__Task to carry out__: Find every line of the listing below where "determination" appears, and copy it.

Collected data entries
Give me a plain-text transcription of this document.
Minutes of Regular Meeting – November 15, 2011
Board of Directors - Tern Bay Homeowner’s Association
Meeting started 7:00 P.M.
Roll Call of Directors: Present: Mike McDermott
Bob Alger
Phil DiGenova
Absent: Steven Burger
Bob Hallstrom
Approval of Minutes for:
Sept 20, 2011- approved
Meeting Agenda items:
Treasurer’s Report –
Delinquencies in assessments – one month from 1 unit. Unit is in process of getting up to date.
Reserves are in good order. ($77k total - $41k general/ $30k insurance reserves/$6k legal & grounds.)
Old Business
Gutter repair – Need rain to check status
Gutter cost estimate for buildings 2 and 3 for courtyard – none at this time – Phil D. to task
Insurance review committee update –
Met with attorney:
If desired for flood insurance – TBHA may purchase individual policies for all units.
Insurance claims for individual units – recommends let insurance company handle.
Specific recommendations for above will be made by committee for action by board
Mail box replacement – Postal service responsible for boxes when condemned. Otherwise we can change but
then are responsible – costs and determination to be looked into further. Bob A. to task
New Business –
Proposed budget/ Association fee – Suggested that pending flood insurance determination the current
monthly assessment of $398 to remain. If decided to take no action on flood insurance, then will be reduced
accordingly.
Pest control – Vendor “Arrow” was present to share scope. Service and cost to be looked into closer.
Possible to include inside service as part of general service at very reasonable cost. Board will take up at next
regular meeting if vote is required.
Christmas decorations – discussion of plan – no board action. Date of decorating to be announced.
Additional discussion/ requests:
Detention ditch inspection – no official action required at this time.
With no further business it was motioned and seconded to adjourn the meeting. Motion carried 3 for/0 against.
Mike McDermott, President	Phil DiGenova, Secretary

__Reply to the task__:
then are responsible – costs and determination to be looked into further. Bob A. to task
Proposed budget/ Association fee – Suggested that pending flood insurance determination the current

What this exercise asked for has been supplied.